:: Given information ::
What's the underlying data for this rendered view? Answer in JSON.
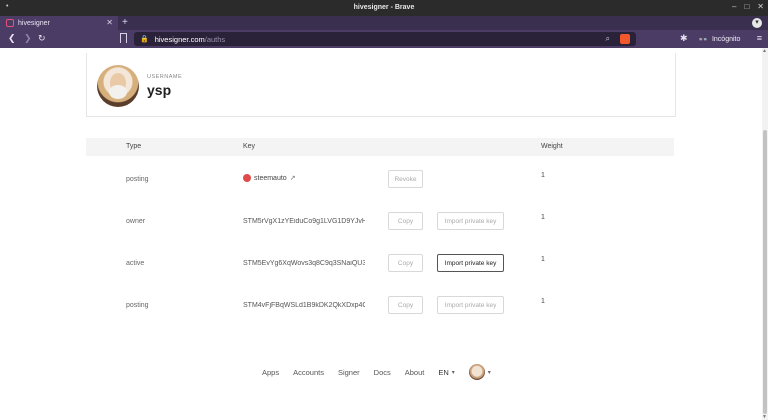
{
  "window": {
    "title": "hivesigner - Brave",
    "controls": [
      "–",
      "□",
      "✕"
    ]
  },
  "tabs": [
    {
      "label": "hivesigner",
      "close": "✕"
    }
  ],
  "toolbar": {
    "new_tab": "+",
    "back": "❮",
    "forward": "❯",
    "reload": "↻",
    "url_host": "hivesigner.com",
    "url_path": "/auths",
    "incognito_label": "Incógnito"
  },
  "profile": {
    "username_label": "USERNAME",
    "username": "ysp"
  },
  "table": {
    "headers": {
      "type": "Type",
      "key": "Key",
      "weight": "Weight"
    },
    "rows": [
      {
        "type": "posting",
        "key": "steemauto",
        "key_is_app": true,
        "buttons": [
          {
            "label": "Revoke",
            "enabled": false
          }
        ],
        "weight": "1"
      },
      {
        "type": "owner",
        "key": "STM5rVgX1zYEiduCo9g1LVG1D9YJvHF",
        "key_is_app": false,
        "buttons": [
          {
            "label": "Copy",
            "enabled": false
          },
          {
            "label": "Import private key",
            "enabled": false
          }
        ],
        "weight": "1"
      },
      {
        "type": "active",
        "key": "STM5EvYg6XqWovs3q8C9q3SNaiQU3",
        "key_is_app": false,
        "buttons": [
          {
            "label": "Copy",
            "enabled": false
          },
          {
            "label": "Import private key",
            "enabled": true
          }
        ],
        "weight": "1"
      },
      {
        "type": "posting",
        "key": "STM4vFjFBqWSLd1B9kDK2QkXDxp4C",
        "key_is_app": false,
        "buttons": [
          {
            "label": "Copy",
            "enabled": false
          },
          {
            "label": "Import private key",
            "enabled": false
          }
        ],
        "weight": "1"
      }
    ]
  },
  "footer": {
    "links": [
      "Apps",
      "Accounts",
      "Signer",
      "Docs",
      "About"
    ],
    "language": "EN"
  },
  "colors": {
    "titlebar": "#2b2b2b",
    "browser_chrome": "#4b3c66",
    "url_field": "#2a2238",
    "brave_accent": "#f1582b"
  }
}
:::
Work instructions: Look through the entries above; copy each line where the string "type" appears.

Task answer:
      "type": "Type",
        "type": "posting",
        "type": "owner",
        "type": "active",
        "type": "posting",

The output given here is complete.